• **Directions**:
Your reply should be a single number: how many lines contain the string "Frecuencia".

[Entries with figure data]
-*-

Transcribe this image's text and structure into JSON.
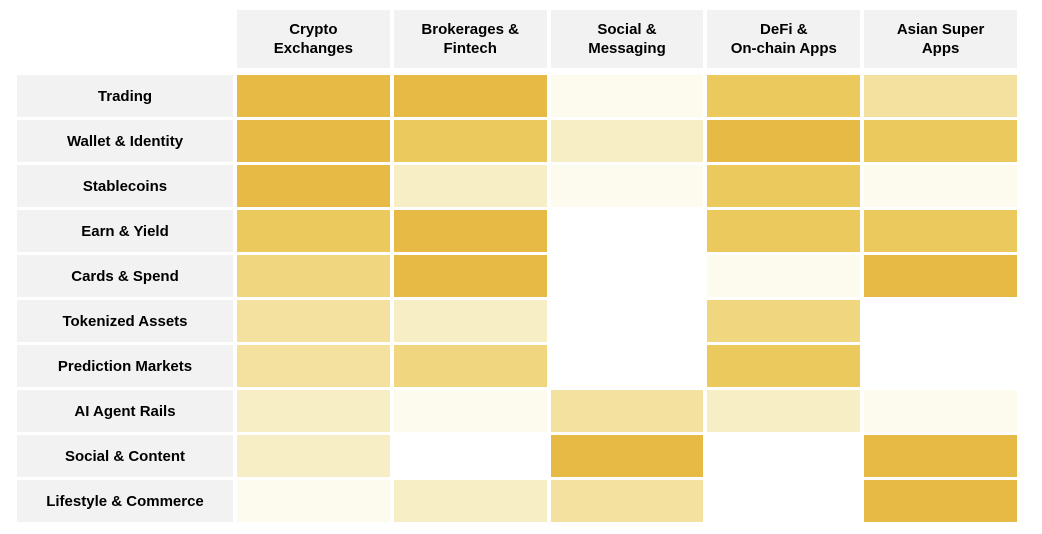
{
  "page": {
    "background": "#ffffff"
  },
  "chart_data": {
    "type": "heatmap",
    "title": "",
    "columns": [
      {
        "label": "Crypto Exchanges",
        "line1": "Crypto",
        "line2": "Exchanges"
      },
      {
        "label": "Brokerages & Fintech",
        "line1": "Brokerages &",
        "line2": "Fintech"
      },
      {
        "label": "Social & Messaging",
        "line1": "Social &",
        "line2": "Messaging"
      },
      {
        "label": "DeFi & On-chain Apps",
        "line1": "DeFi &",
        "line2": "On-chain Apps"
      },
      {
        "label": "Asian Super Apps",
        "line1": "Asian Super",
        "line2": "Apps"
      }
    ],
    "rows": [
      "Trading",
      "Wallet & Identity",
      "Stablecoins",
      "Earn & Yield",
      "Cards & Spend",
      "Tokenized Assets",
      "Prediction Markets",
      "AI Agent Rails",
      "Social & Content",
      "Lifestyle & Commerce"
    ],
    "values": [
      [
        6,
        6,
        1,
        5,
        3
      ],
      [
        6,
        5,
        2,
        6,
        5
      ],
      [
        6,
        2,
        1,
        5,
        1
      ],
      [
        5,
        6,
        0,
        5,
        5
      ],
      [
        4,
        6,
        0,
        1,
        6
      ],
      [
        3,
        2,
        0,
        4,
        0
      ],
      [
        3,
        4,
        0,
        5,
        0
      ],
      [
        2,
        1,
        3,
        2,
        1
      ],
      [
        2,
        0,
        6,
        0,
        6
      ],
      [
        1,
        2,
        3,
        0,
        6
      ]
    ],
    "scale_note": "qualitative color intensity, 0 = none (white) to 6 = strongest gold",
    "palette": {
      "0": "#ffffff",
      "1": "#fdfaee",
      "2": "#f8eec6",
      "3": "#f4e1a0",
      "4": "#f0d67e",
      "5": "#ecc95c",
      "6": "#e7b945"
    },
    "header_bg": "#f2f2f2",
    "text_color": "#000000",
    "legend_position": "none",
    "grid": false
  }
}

-*-

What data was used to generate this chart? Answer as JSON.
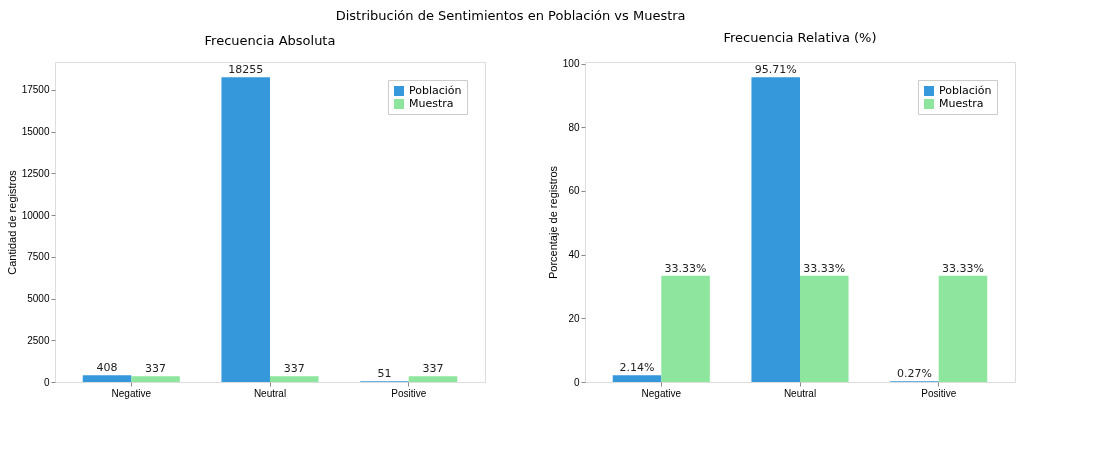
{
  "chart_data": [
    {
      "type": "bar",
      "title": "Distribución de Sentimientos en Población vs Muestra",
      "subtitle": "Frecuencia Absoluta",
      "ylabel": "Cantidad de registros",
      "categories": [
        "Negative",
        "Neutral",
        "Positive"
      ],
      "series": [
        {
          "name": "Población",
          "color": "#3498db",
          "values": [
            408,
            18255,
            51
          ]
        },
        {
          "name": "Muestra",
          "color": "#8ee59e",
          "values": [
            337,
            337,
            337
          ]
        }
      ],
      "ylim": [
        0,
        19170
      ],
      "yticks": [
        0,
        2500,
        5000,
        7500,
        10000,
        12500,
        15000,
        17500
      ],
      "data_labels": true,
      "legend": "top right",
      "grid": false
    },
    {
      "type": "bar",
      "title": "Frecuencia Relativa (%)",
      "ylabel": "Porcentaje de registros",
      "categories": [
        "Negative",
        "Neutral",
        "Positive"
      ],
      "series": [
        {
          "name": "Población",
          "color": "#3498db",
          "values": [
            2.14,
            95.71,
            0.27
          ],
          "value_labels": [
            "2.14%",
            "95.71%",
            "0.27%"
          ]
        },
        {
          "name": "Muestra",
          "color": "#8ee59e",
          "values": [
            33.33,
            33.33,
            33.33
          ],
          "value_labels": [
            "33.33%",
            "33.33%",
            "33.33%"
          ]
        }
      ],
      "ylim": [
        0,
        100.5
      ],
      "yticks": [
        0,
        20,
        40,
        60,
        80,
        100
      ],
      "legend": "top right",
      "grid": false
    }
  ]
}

-*-

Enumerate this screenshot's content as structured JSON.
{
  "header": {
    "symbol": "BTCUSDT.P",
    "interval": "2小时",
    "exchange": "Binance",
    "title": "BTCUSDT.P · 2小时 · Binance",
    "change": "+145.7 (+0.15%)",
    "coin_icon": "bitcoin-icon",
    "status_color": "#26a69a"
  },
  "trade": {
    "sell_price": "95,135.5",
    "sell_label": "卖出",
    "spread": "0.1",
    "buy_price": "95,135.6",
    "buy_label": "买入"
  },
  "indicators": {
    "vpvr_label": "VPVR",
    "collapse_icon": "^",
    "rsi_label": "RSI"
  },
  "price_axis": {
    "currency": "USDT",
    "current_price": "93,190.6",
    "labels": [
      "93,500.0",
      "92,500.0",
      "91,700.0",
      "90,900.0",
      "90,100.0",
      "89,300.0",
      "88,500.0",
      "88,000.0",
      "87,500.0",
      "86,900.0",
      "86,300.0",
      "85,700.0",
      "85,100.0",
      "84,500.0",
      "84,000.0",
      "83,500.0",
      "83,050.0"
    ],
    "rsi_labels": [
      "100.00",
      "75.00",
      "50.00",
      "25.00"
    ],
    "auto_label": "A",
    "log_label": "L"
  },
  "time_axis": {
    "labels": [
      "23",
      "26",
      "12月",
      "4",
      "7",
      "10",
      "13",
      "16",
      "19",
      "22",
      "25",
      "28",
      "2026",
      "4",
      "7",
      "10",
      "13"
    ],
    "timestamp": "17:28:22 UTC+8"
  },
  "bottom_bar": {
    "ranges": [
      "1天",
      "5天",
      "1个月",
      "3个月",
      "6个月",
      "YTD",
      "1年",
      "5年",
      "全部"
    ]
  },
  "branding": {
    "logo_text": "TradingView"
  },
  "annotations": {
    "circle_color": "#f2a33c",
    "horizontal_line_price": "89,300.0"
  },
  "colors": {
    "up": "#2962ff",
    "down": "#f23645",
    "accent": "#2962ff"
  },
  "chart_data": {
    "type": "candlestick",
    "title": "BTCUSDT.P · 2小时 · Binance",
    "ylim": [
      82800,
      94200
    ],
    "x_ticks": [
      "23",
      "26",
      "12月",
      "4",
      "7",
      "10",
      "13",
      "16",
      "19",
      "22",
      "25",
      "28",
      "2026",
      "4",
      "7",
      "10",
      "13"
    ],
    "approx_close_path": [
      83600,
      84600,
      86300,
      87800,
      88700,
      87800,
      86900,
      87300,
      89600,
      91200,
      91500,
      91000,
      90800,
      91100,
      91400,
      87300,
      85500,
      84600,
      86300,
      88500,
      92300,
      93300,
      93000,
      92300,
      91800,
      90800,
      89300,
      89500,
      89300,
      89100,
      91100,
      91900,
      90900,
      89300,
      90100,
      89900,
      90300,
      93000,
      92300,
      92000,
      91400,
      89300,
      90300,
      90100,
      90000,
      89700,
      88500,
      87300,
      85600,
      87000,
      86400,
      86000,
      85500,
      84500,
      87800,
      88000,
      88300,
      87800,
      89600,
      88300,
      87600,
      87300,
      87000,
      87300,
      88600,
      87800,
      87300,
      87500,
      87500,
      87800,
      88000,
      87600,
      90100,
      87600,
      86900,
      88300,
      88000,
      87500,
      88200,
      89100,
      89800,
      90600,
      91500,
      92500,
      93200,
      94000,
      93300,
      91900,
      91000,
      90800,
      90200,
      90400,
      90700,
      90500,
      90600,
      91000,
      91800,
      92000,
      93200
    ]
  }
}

-*-

• **The output**:
2